* GOAL
Reproduce the entries, changing each occurrence of "calculator" to "adding machine" and keeping every other character unchanged.

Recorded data
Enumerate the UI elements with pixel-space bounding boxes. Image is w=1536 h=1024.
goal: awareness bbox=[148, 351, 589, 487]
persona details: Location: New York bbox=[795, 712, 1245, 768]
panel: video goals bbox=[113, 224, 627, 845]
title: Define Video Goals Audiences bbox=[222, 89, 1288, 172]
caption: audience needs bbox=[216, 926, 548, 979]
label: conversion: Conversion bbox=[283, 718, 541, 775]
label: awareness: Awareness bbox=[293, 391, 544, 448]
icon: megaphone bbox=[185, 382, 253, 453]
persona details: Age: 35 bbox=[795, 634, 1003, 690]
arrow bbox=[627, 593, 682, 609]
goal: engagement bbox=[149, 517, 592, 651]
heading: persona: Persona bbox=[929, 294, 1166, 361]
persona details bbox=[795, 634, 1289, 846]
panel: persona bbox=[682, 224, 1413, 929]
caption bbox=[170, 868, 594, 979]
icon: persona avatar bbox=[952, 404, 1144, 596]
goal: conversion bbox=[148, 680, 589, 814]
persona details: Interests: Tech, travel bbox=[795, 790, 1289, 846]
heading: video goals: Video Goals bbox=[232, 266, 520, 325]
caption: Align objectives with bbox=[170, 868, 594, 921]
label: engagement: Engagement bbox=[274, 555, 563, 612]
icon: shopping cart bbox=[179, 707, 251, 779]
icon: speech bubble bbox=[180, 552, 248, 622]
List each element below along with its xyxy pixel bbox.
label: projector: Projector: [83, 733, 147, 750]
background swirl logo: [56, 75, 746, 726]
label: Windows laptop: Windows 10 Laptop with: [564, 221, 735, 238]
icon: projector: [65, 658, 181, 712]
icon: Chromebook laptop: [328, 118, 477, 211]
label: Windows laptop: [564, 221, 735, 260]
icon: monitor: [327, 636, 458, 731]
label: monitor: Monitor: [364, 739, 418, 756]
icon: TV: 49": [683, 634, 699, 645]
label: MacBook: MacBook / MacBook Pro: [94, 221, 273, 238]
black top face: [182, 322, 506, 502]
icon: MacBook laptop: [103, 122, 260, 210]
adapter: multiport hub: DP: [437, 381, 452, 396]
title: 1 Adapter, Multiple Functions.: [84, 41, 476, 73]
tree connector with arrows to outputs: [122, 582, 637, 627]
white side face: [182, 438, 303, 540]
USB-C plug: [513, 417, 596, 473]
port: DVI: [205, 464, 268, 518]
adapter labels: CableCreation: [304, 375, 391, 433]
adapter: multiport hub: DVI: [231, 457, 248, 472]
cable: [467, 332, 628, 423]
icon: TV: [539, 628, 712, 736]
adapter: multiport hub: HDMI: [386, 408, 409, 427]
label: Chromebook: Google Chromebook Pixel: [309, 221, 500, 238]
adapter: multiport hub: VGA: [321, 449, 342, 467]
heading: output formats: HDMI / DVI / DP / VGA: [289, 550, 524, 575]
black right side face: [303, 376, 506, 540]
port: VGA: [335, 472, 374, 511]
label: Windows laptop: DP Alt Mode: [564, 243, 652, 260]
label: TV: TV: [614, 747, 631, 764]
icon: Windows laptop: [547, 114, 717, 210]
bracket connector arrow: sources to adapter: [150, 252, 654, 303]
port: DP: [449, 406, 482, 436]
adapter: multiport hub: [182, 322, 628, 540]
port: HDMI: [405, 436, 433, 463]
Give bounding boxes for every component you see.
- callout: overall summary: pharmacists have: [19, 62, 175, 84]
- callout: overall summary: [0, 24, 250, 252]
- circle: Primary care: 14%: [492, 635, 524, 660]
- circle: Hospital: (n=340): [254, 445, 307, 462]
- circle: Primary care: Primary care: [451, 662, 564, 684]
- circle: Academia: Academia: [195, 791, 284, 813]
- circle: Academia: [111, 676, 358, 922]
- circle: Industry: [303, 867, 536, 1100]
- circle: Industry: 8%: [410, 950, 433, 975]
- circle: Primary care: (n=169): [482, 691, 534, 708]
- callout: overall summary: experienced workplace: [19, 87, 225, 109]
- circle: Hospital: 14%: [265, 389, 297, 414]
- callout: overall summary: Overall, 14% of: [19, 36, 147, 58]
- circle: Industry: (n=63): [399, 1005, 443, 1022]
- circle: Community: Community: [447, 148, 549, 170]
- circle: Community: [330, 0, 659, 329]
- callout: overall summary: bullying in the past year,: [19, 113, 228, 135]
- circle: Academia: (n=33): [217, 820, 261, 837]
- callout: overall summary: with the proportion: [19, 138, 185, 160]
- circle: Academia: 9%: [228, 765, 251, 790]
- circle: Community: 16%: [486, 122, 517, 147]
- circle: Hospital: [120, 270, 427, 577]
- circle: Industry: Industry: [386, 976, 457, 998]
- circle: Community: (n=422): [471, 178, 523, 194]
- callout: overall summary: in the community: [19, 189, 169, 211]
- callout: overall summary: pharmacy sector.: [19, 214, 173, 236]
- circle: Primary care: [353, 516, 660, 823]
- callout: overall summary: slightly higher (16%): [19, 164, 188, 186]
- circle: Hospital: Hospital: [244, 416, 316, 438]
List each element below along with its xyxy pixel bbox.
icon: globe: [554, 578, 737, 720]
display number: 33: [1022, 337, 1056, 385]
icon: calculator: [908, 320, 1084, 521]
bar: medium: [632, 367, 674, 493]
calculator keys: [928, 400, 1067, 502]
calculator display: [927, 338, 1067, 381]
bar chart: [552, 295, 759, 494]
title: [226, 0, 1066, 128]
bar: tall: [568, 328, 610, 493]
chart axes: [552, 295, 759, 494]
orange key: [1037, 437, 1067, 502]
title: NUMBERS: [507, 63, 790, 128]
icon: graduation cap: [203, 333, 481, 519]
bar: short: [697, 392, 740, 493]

* RESPONSE
Enumerate the UI elements with pixel-space bounding boxes. Image is w=1536 h=1024.
goal: awareness bbox=[148, 351, 589, 487]
persona details: Location: New York bbox=[795, 712, 1245, 768]
panel: video goals bbox=[113, 224, 627, 845]
title: Define Video Goals Audiences bbox=[222, 89, 1288, 172]
caption: audience needs bbox=[216, 926, 548, 979]
label: conversion: Conversion bbox=[283, 718, 541, 775]
label: awareness: Awareness bbox=[293, 391, 544, 448]
icon: megaphone bbox=[185, 382, 253, 453]
persona details: Age: 35 bbox=[795, 634, 1003, 690]
arrow bbox=[627, 593, 682, 609]
goal: engagement bbox=[149, 517, 592, 651]
heading: persona: Persona bbox=[929, 294, 1166, 361]
persona details bbox=[795, 634, 1289, 846]
panel: persona bbox=[682, 224, 1413, 929]
caption bbox=[170, 868, 594, 979]
icon: persona avatar bbox=[952, 404, 1144, 596]
goal: conversion bbox=[148, 680, 589, 814]
persona details: Interests: Tech, travel bbox=[795, 790, 1289, 846]
heading: video goals: Video Goals bbox=[232, 266, 520, 325]
caption: Align objectives with bbox=[170, 868, 594, 921]
label: engagement: Engagement bbox=[274, 555, 563, 612]
icon: shopping cart bbox=[179, 707, 251, 779]
icon: speech bubble bbox=[180, 552, 248, 622]
List each element below along with its xyxy pixel bbox.
label: projector: Projector: [83, 733, 147, 750]
background swirl logo: [56, 75, 746, 726]
label: Windows laptop: Windows 10 Laptop with: [564, 221, 735, 238]
icon: projector: [65, 658, 181, 712]
icon: Chromebook laptop: [328, 118, 477, 211]
label: Windows laptop: [564, 221, 735, 260]
icon: monitor: [327, 636, 458, 731]
label: monitor: Monitor: [364, 739, 418, 756]
icon: TV: 49": [683, 634, 699, 645]
label: MacBook: MacBook / MacBook Pro: [94, 221, 273, 238]
black top face: [182, 322, 506, 502]
icon: MacBook laptop: [103, 122, 260, 210]
adapter: multiport hub: DP: [437, 381, 452, 396]
title: 1 Adapter, Multiple Functions.: [84, 41, 476, 73]
tree connector with arrows to outputs: [122, 582, 637, 627]
white side face: [182, 438, 303, 540]
USB-C plug: [513, 417, 596, 473]
port: DVI: [205, 464, 268, 518]
adapter labels: CableCreation: [304, 375, 391, 433]
adapter: multiport hub: DVI: [231, 457, 248, 472]
cable: [467, 332, 628, 423]
icon: TV: [539, 628, 712, 736]
adapter: multiport hub: HDMI: [386, 408, 409, 427]
label: Chromebook: Google Chromebook Pixel: [309, 221, 500, 238]
adapter: multiport hub: VGA: [321, 449, 342, 467]
heading: output formats: HDMI / DVI / DP / VGA: [289, 550, 524, 575]
black right side face: [303, 376, 506, 540]
port: VGA: [335, 472, 374, 511]
label: Windows laptop: DP Alt Mode: [564, 243, 652, 260]
label: TV: TV: [614, 747, 631, 764]
icon: Windows laptop: [547, 114, 717, 210]
bracket connector arrow: sources to adapter: [150, 252, 654, 303]
port: DP: [449, 406, 482, 436]
adapter: multiport hub: [182, 322, 628, 540]
port: HDMI: [405, 436, 433, 463]
Give bounding boxes for every component you see.
- callout: overall summary: pharmacists have: [19, 62, 175, 84]
- callout: overall summary: [0, 24, 250, 252]
- circle: Primary care: 14%: [492, 635, 524, 660]
- circle: Hospital: (n=340): [254, 445, 307, 462]
- circle: Primary care: Primary care: [451, 662, 564, 684]
- circle: Academia: Academia: [195, 791, 284, 813]
- circle: Academia: [111, 676, 358, 922]
- circle: Industry: [303, 867, 536, 1100]
- circle: Industry: 8%: [410, 950, 433, 975]
- circle: Primary care: (n=169): [482, 691, 534, 708]
- callout: overall summary: experienced workplace: [19, 87, 225, 109]
- circle: Hospital: 14%: [265, 389, 297, 414]
- callout: overall summary: Overall, 14% of: [19, 36, 147, 58]
- circle: Industry: (n=63): [399, 1005, 443, 1022]
- circle: Community: Community: [447, 148, 549, 170]
- circle: Community: [330, 0, 659, 329]
- callout: overall summary: bullying in the past year,: [19, 113, 228, 135]
- circle: Academia: (n=33): [217, 820, 261, 837]
- callout: overall summary: with the proportion: [19, 138, 185, 160]
- circle: Academia: 9%: [228, 765, 251, 790]
- circle: Community: 16%: [486, 122, 517, 147]
- circle: Hospital: [120, 270, 427, 577]
- circle: Industry: Industry: [386, 976, 457, 998]
- circle: Community: (n=422): [471, 178, 523, 194]
- callout: overall summary: in the community: [19, 189, 169, 211]
- callout: overall summary: pharmacy sector.: [19, 214, 173, 236]
- circle: Primary care: [353, 516, 660, 823]
- callout: overall summary: slightly higher (16%): [19, 164, 188, 186]
- circle: Hospital: Hospital: [244, 416, 316, 438]
List each element below along with its xyxy pixel bbox.
icon: globe: [554, 578, 737, 720]
display number: 33: [1022, 337, 1056, 385]
icon: adding machine: [908, 320, 1084, 521]
bar: medium: [632, 367, 674, 493]
adding machine keys: [928, 400, 1067, 502]
adding machine display: [927, 338, 1067, 381]
bar chart: [552, 295, 759, 494]
title: [226, 0, 1066, 128]
bar: tall: [568, 328, 610, 493]
chart axes: [552, 295, 759, 494]
orange key: [1037, 437, 1067, 502]
title: NUMBERS: [507, 63, 790, 128]
icon: graduation cap: [203, 333, 481, 519]
bar: short: [697, 392, 740, 493]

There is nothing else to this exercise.